### TO BE DONE
All records below must be retyped exactly.

-- Start of DATA PROVIDED --

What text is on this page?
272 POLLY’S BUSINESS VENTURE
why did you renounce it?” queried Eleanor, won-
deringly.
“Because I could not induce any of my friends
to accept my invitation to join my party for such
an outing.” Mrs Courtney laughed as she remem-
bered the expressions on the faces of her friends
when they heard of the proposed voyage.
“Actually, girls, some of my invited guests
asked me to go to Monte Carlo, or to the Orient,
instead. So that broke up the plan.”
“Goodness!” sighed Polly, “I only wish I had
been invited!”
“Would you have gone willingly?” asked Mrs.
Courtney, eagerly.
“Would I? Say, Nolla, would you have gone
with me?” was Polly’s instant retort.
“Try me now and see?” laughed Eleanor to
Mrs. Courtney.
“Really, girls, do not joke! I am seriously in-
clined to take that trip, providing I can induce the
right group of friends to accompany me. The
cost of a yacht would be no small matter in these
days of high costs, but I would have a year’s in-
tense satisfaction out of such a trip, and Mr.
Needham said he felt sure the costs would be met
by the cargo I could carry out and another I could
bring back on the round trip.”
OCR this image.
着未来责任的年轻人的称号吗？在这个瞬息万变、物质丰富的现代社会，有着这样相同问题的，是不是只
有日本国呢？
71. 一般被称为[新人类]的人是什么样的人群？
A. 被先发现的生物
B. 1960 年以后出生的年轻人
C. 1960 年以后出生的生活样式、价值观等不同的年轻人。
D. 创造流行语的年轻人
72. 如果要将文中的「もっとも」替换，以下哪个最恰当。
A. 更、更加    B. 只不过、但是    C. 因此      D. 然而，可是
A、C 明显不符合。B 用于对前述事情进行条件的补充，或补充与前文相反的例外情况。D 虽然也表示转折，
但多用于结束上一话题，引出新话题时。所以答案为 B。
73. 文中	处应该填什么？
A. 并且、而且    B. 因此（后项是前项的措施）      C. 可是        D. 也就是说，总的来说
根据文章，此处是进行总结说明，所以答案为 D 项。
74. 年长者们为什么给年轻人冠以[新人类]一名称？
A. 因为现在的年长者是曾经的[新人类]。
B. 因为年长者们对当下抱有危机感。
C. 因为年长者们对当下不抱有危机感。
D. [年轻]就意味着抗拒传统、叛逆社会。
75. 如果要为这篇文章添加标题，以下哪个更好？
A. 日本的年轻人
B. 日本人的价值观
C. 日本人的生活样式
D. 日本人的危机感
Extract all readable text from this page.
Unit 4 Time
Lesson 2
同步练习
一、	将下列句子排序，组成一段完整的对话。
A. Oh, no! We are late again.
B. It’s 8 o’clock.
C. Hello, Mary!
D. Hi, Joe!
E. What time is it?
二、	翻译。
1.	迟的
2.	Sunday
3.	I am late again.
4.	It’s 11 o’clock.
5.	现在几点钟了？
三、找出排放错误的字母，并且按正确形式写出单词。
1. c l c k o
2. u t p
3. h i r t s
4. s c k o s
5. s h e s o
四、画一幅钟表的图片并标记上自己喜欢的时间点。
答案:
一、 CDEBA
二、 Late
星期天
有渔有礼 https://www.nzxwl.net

-- End of DATA PROVIDED --

### RESPONSE TO THIS EXERCISE
What text is on this page?
272 POLLY’S BUSINESS VENTURE
why did you renounce it?” queried Eleanor, won-
deringly.
“Because I could not induce any of my friends
to accept my invitation to join my party for such
an outing.” Mrs Courtney laughed as she remem-
bered the expressions on the faces of her friends
when they heard of the proposed voyage.
“Actually, girls, some of my invited guests
asked me to go to Monte Carlo, or to the Orient,
instead. So that broke up the plan.”
“Goodness!” sighed Polly, “I only wish I had
been invited!”
“Would you have gone willingly?” asked Mrs.
Courtney, eagerly.
“Would I? Say, Nolla, would you have gone
with me?” was Polly’s instant retort.
“Try me now and see?” laughed Eleanor to
Mrs. Courtney.
“Really, girls, do not joke! I am seriously in-
clined to take that trip, providing I can induce the
right group of friends to accompany me. The
cost of a yacht would be no small matter in these
days of high costs, but I would have a year’s in-
tense satisfaction out of such a trip, and Mr.
Needham said he felt sure the costs would be met
by the cargo I could carry out and another I could
bring back on the round trip.”
OCR this image.
着未来责任的年轻人的称号吗？在这个瞬息万变、物质丰富的现代社会，有着这样相同问题的，是不是只
有日本国呢？
71. 一般被称为[新人类]的人是什么样的人群？
A. 被先发现的生物
B. 1960 年以后出生的年轻人
C. 1960 年以后出生的生活样式、价值观等不同的年轻人。
D. 创造流行语的年轻人
72. 如果要将文中的「もっとも」替换，以下哪个最恰当。
A. 更、更加    B. 只不过、但是    C. 因此      D. 然而，可是
A、C 明显不符合。B 用于对前述事情进行条件的补充，或补充与前文相反的例外情况。D 虽然也表示转折，
但多用于结束上一话题，引出新话题时。所以答案为 B。
73. 文中	处应该填什么？
A. 并且、而且    B. 因此（后项是前项的措施）      C. 可是        D. 也就是说，总的来说
根据文章，此处是进行总结说明，所以答案为 D 项。
74. 年长者们为什么给年轻人冠以[新人类]一名称？
A. 因为现在的年长者是曾经的[新人类]。
B. 因为年长者们对当下抱有危机感。
C. 因为年长者们对当下不抱有危机感。
D. [年轻]就意味着抗拒传统、叛逆社会。
75. 如果要为这篇文章添加标题，以下哪个更好？
A. 日本的年轻人
B. 日本人的价值观
C. 日本人的生活样式
D. 日本人的危机感
Extract all readable text from this page.
Unit 4 Time
Lesson 2
同步练习
一、	将下列句子排序，组成一段完整的对话。
A. Oh, no! We are late again.
B. It’s 8 o’clock.
C. Hello, Mary!
D. Hi, Joe!
E. What time is it?
二、	翻译。
1.	迟的
2.	Sunday
3.	I am late again.
4.	It’s 11 o’clock.
5.	现在几点钟了？
三、找出排放错误的字母，并且按正确形式写出单词。
1. c l c k o
2. u t p
3. h i r t s
4. s c k o s
5. s h e s o
四、画一幅钟表的图片并标记上自己喜欢的时间点。
答案:
一、 CDEBA
二、 Late
星期天
有渔有礼 https://www.nzxwl.net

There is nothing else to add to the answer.